┏━━

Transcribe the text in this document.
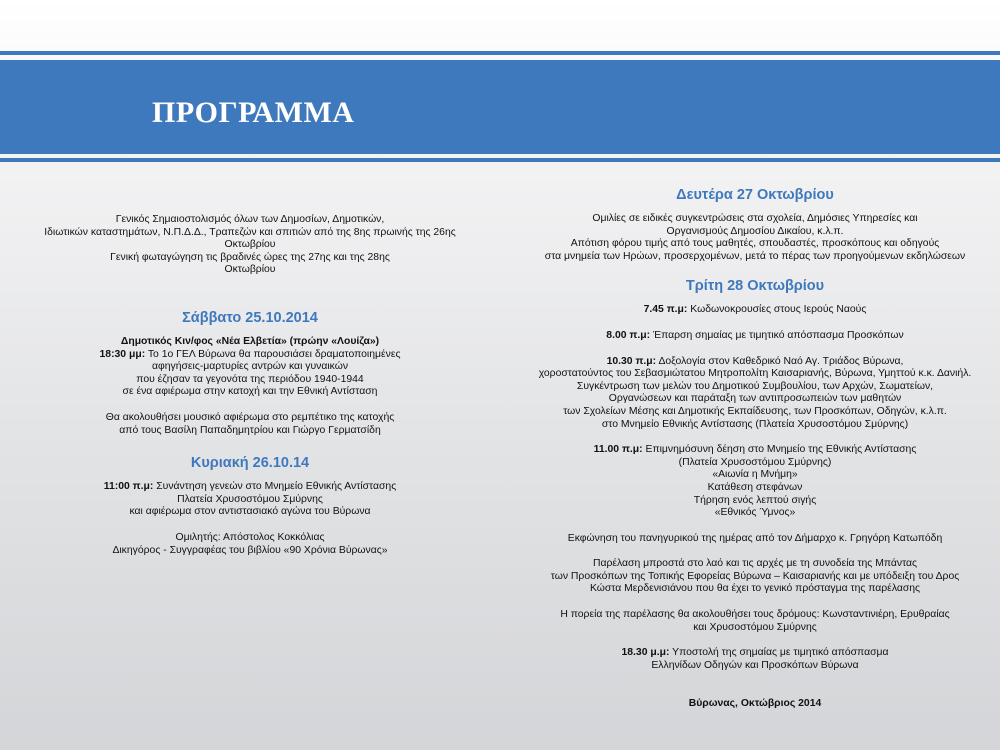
ΠΡΟΓΡΑΜΜΑ
Γενικός Σημαιοστολισμός όλων των Δημοσίων, Δημοτικών,
Ιδιωτικών καταστημάτων, Ν.Π.Δ.Δ., Τραπεζών και σπιτιών από της 8ης πρωινής της 26ης
Οκτωβρίου
Γενική φωταγώγηση τις βραδινές ώρες της 27ης και της 28ης
Οκτωβρίου
Σάββατο 25.10.2014
Δημοτικός Κιν/φος «Νέα Ελβετία» (πρώην «Λουίζα»)
18:30 μμ: Το 1ο ΓΕΛ Βύρωνα θα παρουσιάσει δραματοποιημένες
αφηγήσεις-μαρτυρίες αντρών και γυναικών
που έζησαν τα γεγονότα της περιόδου 1940-1944
σε ένα αφιέρωμα στην κατοχή και την Εθνική Αντίσταση
Θα ακολουθήσει μουσικό αφιέρωμα στο ρεμπέτικο της κατοχής
από τους Βασίλη Παπαδημητρίου και Γιώργο Γερματσίδη
Κυριακή 26.10.14
11:00 π.μ: Συνάντηση γενεών στο Μνημείο Εθνικής Αντίστασης
Πλατεία Χρυσοστόμου Σμύρνης
και αφιέρωμα στον αντιστασιακό αγώνα του Βύρωνα
Ομιλητής: Απόστολος Κοκκόλιας
Δικηγόρος - Συγγραφέας του βιβλίου «90 Χρόνια Βύρωνας»
Δευτέρα 27 Οκτωβρίου
Ομιλίες σε ειδικές συγκεντρώσεις στα σχολεία, Δημόσιες Υπηρεσίες και
Οργανισμούς Δημοσίου Δικαίου, κ.λ.π.
Απότιση φόρου τιμής από τους μαθητές, σπουδαστές, προσκόπους και οδηγούς
στα μνημεία των Ηρώων, προσερχομένων, μετά το πέρας των προηγούμενων εκδηλώσεων
Τρίτη 28 Οκτωβρίου
7.45 π.μ: Κωδωνοκρουσίες στους Ιερούς Ναούς
8.00 π.μ: Έπαρση σημαίας με τιμητικό απόσπασμα Προσκόπων
10.30 π.μ: Δοξολογία στον Καθεδρικό Ναό Αγ. Τριάδος Βύρωνα,
χοροστατούντος του Σεβασμιώτατου Μητροπολίτη Καισαριανής, Βύρωνα, Υμηττού κ.κ. Δανιήλ.
Συγκέντρωση των μελών του Δημοτικού Συμβουλίου, των Αρχών, Σωματείων,
Οργανώσεων και παράταξη των αντιπροσωπειών των μαθητών
των Σχολείων Μέσης και Δημοτικής Εκπαίδευσης, των Προσκόπων, Οδηγών, κ.λ.π.
στο Μνημείο Εθνικής Αντίστασης (Πλατεία Χρυσοστόμου Σμύρνης)
11.00 π.μ: Επιμνημόσυνη δέηση στο Μνημείο της Εθνικής Αντίστασης
(Πλατεία Χρυσοστόμου Σμύρνης)
«Αιωνία η Μνήμη»
Κατάθεση στεφάνων
Τήρηση ενός λεπτού σιγής
«Εθνικός Ύμνος»
Εκφώνηση του πανηγυρικού της ημέρας από τον Δήμαρχο κ. Γρηγόρη Κατωπόδη
Παρέλαση μπροστά στο λαό και τις αρχές με τη συνοδεία της Μπάντας
των Προσκόπων της Τοπικής Εφορείας Βύρωνα – Καισαριανής και με υπόδειξη του Δρος
Κώστα Μερδενισιάνου που θα έχει το γενικό πρόσταγμα της παρέλασης
Η πορεία της παρέλασης θα ακολουθήσει τους δρόμους: Κωνσταντινιέρη, Ερυθραίας
και Χρυσοστόμου Σμύρνης
18.30 μ.μ: Υποστολή της σημαίας με τιμητικό απόσπασμα
Ελληνίδων Οδηγών και Προσκόπων Βύρωνα
Βύρωνας, Οκτώβριος 2014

┗━━

- _Stated task_
For each line of the listing that holds the word "Προσκόπων", show that line.

- _The completed task_
8.00 π.μ: Έπαρση σημαίας με τιμητικό απόσπασμα Προσκόπων
των Σχολείων Μέσης και Δημοτικής Εκπαίδευσης, των Προσκόπων, Οδηγών, κ.λ.π.
των Προσκόπων της Τοπικής Εφορείας Βύρωνα – Καισαριανής και με υπόδειξη του Δρος
Ελληνίδων Οδηγών και Προσκόπων Βύρωνα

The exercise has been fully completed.